■ The request
Work through the data line by line, gathering every line that has the word "screenshot".

[Start Data for processing]

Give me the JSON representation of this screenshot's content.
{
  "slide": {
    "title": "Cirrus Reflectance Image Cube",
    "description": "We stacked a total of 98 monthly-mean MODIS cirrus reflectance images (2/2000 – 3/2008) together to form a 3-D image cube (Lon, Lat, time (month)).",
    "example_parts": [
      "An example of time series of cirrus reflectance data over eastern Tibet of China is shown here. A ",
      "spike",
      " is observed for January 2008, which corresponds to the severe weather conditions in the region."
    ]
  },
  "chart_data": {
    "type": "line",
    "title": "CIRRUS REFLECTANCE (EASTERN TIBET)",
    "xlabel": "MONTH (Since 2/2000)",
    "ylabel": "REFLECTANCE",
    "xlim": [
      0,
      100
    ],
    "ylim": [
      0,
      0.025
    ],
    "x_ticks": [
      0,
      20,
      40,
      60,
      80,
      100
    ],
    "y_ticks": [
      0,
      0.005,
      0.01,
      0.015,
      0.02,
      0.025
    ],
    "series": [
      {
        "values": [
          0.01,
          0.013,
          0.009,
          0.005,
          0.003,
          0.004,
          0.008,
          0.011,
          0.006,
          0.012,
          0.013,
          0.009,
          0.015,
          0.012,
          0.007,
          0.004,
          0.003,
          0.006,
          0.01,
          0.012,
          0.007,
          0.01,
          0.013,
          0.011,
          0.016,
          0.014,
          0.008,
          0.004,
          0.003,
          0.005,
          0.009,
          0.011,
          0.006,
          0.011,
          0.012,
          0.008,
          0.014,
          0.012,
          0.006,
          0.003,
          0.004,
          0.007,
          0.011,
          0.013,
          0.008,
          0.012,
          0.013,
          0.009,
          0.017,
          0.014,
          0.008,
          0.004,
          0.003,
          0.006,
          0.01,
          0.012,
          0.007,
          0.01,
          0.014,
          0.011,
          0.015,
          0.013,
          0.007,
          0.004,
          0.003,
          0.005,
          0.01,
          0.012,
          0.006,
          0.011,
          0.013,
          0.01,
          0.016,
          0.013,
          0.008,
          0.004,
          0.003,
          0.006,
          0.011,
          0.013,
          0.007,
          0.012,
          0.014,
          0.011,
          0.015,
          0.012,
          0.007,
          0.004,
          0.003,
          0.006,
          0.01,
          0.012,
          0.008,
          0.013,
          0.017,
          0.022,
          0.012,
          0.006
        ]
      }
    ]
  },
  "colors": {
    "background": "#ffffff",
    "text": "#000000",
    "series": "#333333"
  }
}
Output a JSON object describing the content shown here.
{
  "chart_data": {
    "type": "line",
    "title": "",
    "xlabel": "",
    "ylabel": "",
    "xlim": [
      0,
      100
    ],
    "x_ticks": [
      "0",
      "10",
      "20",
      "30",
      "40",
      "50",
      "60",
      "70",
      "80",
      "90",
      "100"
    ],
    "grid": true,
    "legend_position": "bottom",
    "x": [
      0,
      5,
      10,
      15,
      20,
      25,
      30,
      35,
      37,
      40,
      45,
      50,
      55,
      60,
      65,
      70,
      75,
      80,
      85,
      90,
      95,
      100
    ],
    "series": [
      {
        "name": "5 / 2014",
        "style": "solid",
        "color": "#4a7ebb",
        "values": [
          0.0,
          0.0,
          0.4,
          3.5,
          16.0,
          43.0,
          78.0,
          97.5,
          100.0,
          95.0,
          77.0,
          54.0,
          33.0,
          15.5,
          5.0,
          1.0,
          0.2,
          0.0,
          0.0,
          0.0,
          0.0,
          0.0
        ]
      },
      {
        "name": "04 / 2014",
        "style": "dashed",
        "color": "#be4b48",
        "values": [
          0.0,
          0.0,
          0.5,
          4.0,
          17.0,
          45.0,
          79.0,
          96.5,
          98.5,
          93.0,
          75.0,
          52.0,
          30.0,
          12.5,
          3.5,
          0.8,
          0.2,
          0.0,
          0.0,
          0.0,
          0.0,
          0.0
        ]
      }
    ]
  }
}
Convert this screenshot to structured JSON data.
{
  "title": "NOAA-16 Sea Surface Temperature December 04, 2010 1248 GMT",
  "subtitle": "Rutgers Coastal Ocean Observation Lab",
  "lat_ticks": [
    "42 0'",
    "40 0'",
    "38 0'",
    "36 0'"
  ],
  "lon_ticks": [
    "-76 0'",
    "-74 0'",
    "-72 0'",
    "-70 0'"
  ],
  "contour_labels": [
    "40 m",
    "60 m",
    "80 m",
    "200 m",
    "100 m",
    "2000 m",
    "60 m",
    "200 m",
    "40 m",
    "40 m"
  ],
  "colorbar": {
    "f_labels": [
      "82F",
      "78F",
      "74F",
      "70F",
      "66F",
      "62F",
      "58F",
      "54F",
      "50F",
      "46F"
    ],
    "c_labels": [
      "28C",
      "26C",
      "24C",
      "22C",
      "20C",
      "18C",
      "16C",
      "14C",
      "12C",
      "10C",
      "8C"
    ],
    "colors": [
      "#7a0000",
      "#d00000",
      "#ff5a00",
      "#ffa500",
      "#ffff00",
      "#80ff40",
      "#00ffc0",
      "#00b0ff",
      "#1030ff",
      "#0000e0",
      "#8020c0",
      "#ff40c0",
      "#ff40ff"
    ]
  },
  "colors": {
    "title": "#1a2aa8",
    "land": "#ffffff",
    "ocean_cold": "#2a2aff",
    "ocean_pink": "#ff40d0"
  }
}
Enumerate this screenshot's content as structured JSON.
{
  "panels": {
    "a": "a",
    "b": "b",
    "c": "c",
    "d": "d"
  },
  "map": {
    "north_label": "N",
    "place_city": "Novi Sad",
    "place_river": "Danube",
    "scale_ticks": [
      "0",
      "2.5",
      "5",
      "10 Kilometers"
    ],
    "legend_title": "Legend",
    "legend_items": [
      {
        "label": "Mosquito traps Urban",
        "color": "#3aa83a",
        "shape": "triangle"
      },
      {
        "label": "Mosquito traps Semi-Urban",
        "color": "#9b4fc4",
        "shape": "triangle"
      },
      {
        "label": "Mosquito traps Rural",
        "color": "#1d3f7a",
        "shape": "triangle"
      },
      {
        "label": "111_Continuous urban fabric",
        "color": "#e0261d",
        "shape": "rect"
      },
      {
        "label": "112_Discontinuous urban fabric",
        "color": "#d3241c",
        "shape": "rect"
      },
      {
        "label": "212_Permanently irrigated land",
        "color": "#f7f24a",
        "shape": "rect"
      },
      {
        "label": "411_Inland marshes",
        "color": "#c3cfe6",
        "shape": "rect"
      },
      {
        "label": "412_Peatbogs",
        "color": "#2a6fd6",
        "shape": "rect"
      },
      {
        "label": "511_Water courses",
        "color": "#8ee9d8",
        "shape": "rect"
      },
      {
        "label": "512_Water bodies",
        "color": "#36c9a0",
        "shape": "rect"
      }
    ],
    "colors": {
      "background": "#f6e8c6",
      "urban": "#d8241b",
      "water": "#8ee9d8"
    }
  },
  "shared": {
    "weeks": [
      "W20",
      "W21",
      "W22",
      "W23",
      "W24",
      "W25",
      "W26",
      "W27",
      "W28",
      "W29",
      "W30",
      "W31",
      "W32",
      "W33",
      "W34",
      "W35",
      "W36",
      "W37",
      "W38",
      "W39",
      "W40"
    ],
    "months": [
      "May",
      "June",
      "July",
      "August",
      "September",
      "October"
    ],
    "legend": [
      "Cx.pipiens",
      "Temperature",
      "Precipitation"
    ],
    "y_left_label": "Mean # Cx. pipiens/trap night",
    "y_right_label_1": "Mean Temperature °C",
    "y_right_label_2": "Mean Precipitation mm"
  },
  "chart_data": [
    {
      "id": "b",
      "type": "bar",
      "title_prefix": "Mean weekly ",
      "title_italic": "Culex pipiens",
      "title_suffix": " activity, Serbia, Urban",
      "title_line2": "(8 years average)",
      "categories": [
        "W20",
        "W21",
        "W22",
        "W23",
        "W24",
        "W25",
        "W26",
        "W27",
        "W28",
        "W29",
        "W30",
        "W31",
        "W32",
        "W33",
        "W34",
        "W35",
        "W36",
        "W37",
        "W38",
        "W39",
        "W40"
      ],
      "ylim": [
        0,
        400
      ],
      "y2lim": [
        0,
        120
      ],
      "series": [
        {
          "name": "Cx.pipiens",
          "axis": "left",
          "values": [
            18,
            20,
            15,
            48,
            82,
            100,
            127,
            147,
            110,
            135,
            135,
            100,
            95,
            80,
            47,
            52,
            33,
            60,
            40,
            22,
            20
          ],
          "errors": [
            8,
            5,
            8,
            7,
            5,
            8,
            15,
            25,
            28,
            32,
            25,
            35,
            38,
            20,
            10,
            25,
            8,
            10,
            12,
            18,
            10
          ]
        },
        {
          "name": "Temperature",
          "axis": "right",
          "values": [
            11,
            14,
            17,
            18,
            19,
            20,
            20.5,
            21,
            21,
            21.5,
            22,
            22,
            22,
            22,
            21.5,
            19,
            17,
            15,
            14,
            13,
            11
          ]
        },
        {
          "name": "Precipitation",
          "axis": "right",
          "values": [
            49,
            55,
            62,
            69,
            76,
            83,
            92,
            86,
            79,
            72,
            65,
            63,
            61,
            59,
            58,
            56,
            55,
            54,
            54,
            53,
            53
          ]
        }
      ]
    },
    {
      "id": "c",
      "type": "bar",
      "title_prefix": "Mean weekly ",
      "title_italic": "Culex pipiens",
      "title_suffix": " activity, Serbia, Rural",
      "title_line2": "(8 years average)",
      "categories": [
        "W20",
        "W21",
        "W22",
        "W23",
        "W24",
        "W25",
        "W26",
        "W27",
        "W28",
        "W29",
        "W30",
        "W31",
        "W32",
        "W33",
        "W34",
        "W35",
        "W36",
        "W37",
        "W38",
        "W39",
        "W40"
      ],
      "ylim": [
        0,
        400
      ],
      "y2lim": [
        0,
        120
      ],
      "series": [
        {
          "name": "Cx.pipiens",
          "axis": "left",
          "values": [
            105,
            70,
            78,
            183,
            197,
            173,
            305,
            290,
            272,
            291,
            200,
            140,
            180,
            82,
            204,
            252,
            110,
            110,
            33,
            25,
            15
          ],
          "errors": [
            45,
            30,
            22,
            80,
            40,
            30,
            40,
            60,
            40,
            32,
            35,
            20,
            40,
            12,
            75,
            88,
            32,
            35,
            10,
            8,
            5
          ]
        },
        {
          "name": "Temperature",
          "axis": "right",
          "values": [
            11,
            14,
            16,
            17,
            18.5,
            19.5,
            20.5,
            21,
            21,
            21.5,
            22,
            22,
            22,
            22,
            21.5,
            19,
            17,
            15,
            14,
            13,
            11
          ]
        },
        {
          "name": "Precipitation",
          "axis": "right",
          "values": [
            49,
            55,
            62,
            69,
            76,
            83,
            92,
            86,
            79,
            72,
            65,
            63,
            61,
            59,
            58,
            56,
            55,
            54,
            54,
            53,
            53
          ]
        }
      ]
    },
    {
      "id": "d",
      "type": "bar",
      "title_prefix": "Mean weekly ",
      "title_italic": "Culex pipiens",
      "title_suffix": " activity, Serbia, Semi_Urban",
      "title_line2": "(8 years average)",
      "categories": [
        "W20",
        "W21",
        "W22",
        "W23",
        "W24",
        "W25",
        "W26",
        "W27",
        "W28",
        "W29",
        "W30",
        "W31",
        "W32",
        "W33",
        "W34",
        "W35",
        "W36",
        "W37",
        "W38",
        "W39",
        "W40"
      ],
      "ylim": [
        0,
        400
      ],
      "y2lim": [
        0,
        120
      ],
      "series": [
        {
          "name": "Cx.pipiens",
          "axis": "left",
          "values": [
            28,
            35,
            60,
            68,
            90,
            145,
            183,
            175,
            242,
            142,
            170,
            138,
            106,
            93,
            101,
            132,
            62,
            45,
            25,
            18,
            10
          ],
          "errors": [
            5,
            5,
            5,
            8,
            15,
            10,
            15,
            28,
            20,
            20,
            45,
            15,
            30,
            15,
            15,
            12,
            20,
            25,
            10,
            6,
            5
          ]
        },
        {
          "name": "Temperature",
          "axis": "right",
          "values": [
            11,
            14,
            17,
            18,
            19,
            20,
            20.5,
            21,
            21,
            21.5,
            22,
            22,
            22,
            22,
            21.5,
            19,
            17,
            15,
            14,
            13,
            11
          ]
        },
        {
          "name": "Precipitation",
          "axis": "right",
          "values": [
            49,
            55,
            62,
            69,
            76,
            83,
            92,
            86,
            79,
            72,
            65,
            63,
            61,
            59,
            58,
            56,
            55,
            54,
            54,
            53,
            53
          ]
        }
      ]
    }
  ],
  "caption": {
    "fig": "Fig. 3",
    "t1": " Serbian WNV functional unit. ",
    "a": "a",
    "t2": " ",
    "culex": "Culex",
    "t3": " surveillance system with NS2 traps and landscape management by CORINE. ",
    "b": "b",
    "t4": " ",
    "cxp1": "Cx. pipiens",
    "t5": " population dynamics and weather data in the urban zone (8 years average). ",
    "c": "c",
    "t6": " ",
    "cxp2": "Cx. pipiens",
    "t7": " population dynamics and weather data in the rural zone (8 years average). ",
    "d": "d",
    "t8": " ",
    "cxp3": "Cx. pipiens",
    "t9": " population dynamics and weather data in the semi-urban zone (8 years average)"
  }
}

[End Data for processing]

■ Written solution
Give me the JSON representation of this screenshot's content.
Convert this screenshot to structured JSON data.
Enumerate this screenshot's content as structured JSON.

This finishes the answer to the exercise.